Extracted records
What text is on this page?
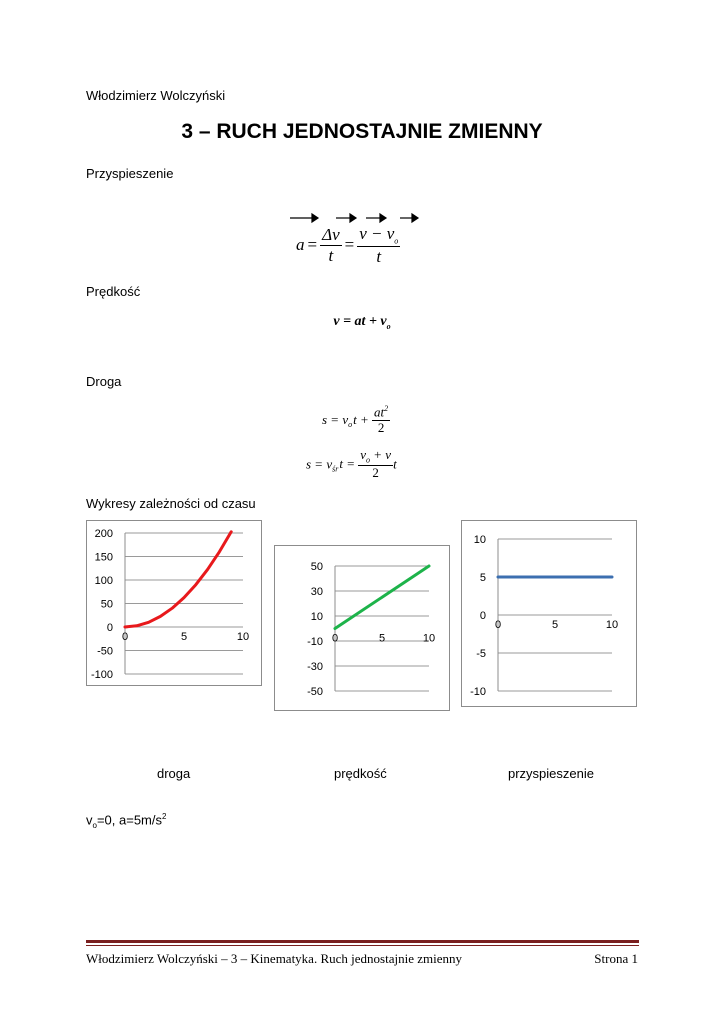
Włodzimierz Wolczyński
3 – RUCH JEDNOSTAJNIE ZMIENNY
Przyspieszenie
$a = \frac{\Delta v}{t} = \frac{v - v_o}{t}$
Prędkość
v = at + $v_o$
Droga
$s = v_ot + \frac{at^2}{2}$
$s = v_{śr}t = \frac{v_o + v}{2}$ t
Wykresy zależności od czasu
200
150
100
50
0
-50
-100
0	5	10
50
30
10
-10
-30
-50
0	5	10
10
5
0
-5
-10
0	5	10
droga	prędkość	przyspieszenie
$v_o=0$, $a=5m/s^2$
Włodzimierz Wolczyński – 3 – Kinematyka. Ruch jednostajnie zmienny	Strona 1
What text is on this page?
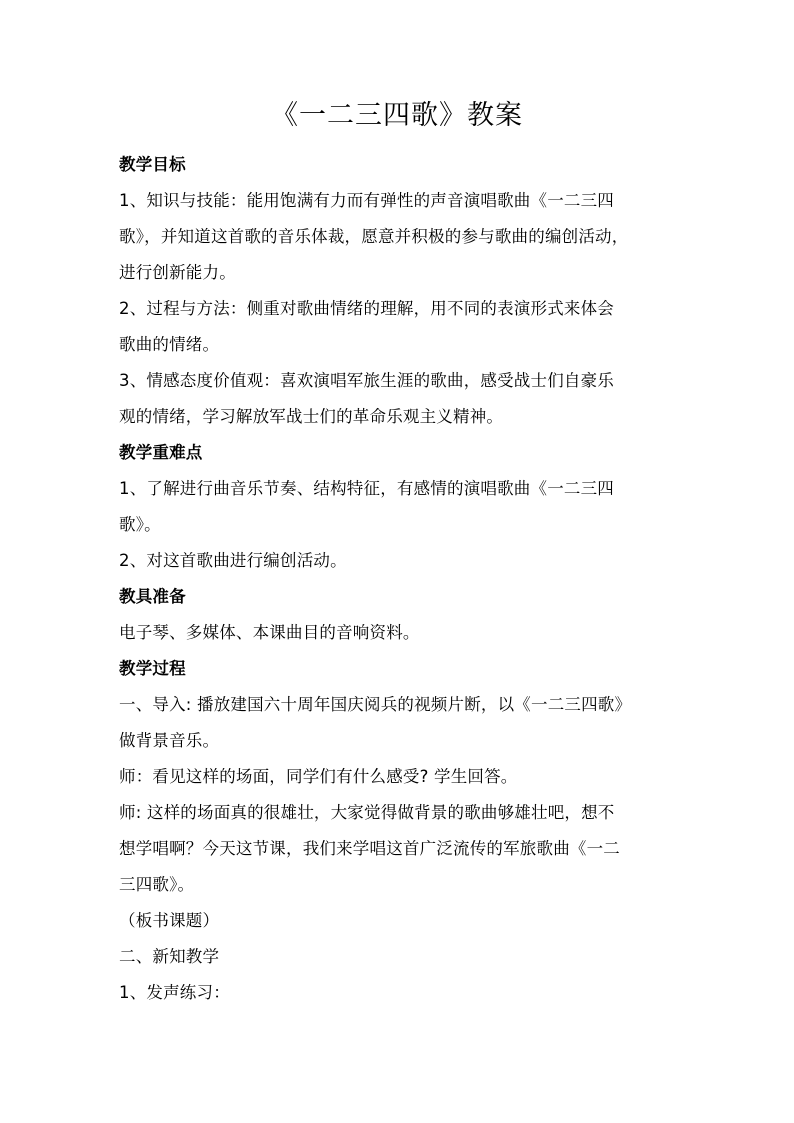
《一二三四歌》教案
教学目标
1、知识与技能：能用饱满有力而有弹性的声音演唱歌曲《一二三四
歌》，并知道这首歌的音乐体裁，愿意并积极的参与歌曲的编创活动，
进行创新能力。
2、过程与方法：侧重对歌曲情绪的理解，用不同的表演形式来体会
歌曲的情绪。
3、情感态度价值观：喜欢演唱军旅生涯的歌曲，感受战士们自豪乐
观的情绪，学习解放军战士们的革命乐观主义精神。
教学重难点
1、了解进行曲音乐节奏、结构特征，有感情的演唱歌曲《一二三四
歌》。
2、对这首歌曲进行编创活动。
教具准备
电子琴、多媒体、本课曲目的音响资料。
教学过程
一、导入: 播放建国六十周年国庆阅兵的视频片断，以《一二三四歌》
做背景音乐。
师：看见这样的场面，同学们有什么感受? 学生回答。
师: 这样的场面真的很雄壮，大家觉得做背景的歌曲够雄壮吧，想不
想学唱啊？今天这节课，我们来学唱这首广泛流传的军旅歌曲《一二
三四歌》。
（板书课题）
二、新知教学
1、发声练习：
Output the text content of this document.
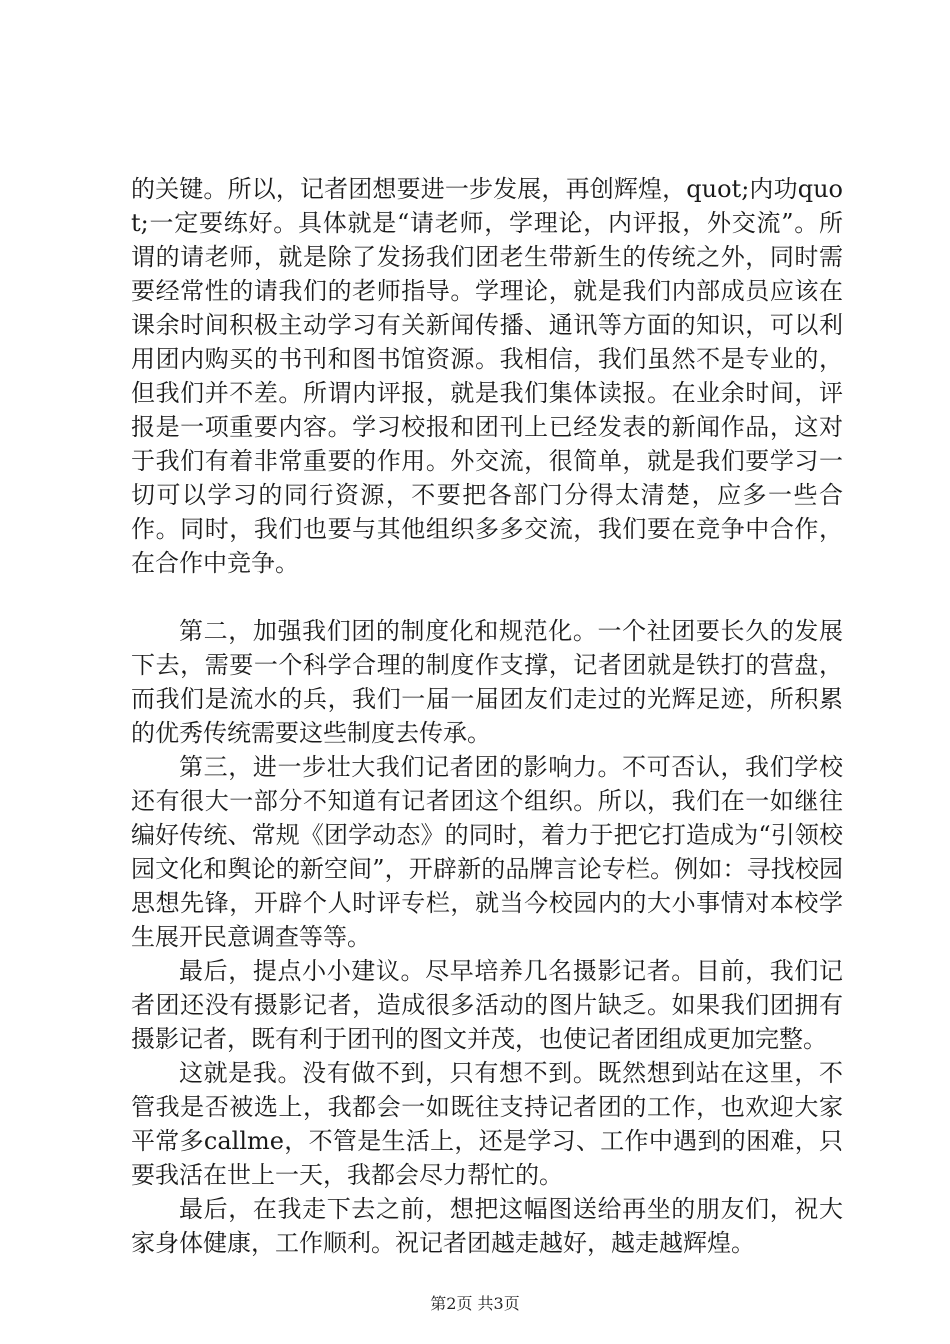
的关键。所以，记者团想要进一步发展，再创辉煌，quot;内功quot;一定要练好。具体就是“请老师，学理论，内评报，外交流”。所谓的请老师，就是除了发扬我们团老生带新生的传统之外，同时需要经常性的请我们的老师指导。学理论，就是我们内部成员应该在课余时间积极主动学习有关新闻传播、通讯等方面的知识，可以利用团内购买的书刊和图书馆资源。我相信，我们虽然不是专业的，但我们并不差。所谓内评报，就是我们集体读报。在业余时间，评报是一项重要内容。学习校报和团刊上已经发表的新闻作品，这对于我们有着非常重要的作用。外交流，很简单，就是我们要学习一切可以学习的同行资源，不要把各部门分得太清楚，应多一些合作。同时，我们也要与其他组织多多交流，我们要在竞争中合作，在合作中竞争。

第二，加强我们团的制度化和规范化。一个社团要长久的发展下去，需要一个科学合理的制度作支撑，记者团就是铁打的营盘，而我们是流水的兵，我们一届一届团友们走过的光辉足迹，所积累的优秀传统需要这些制度去传承。

第三，进一步壮大我们记者团的影响力。不可否认，我们学校还有很大一部分不知道有记者团这个组织。所以，我们在一如继往编好传统、常规《团学动态》的同时，着力于把它打造成为“引领校园文化和舆论的新空间”，开辟新的品牌言论专栏。例如：寻找校园思想先锋，开辟个人时评专栏，就当今校园内的大小事情对本校学生展开民意调查等等。

最后，提点小小建议。尽早培养几名摄影记者。目前，我们记者团还没有摄影记者，造成很多活动的图片缺乏。如果我们团拥有摄影记者，既有利于团刊的图文并茂，也使记者团组成更加完整。

这就是我。没有做不到，只有想不到。既然想到站在这里，不管我是否被选上，我都会一如既往支持记者团的工作，也欢迎大家平常多callme，不管是生活上，还是学习、工作中遇到的困难，只要我活在世上一天，我都会尽力帮忙的。

最后，在我走下去之前，想把这幅图送给再坐的朋友们，祝大家身体健康，工作顺利。祝记者团越走越好，越走越辉煌。

第2页 共3页
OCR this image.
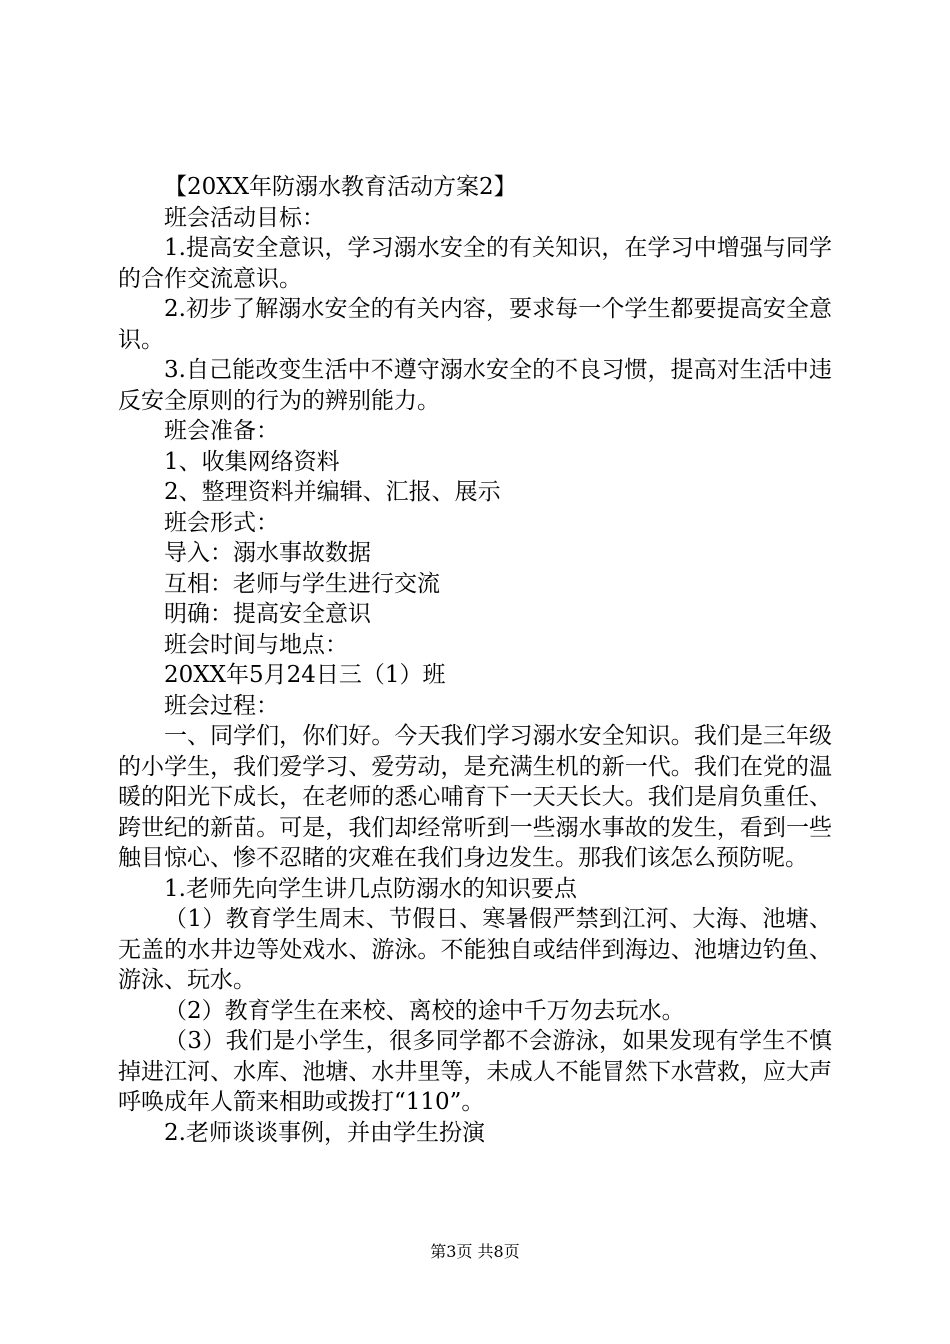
【20XX年防溺水教育活动方案2】

班会活动目标：

1.提高安全意识，学习溺水安全的有关知识，在学习中增强与同学的合作交流意识。

2.初步了解溺水安全的有关内容，要求每一个学生都要提高安全意识。

3.自己能改变生活中不遵守溺水安全的不良习惯，提高对生活中违反安全原则的行为的辨别能力。

班会准备：

1、收集网络资料

2、整理资料并编辑、汇报、展示

班会形式：

导入：溺水事故数据

互相：老师与学生进行交流

明确：提高安全意识

班会时间与地点：

20XX年5月24日三（1）班

班会过程：

一、同学们，你们好。今天我们学习溺水安全知识。我们是三年级的小学生，我们爱学习、爱劳动，是充满生机的新一代。我们在党的温暖的阳光下成长，在老师的悉心哺育下一天天长大。我们是肩负重任、跨世纪的新苗。可是，我们却经常听到一些溺水事故的发生，看到一些触目惊心、惨不忍睹的灾难在我们身边发生。那我们该怎么预防呢。

1.老师先向学生讲几点防溺水的知识要点

（1）教育学生周末、节假日、寒暑假严禁到江河、大海、池塘、无盖的水井边等处戏水、游泳。不能独自或结伴到海边、池塘边钓鱼、游泳、玩水。

（2）教育学生在来校、离校的途中千万勿去玩水。

（3）我们是小学生，很多同学都不会游泳，如果发现有学生不慎掉进江河、水库、池塘、水井里等，未成人不能冒然下水营救，应大声呼唤成年人箭来相助或拨打“110”。

2.老师谈谈事例，并由学生扮演

第3页 共8页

▶ _EXERCISE GOAL_
Your answer should be a single number: the count of lines holding the word "frac".

▶ _ANSWER TO THE EXERCISE_
3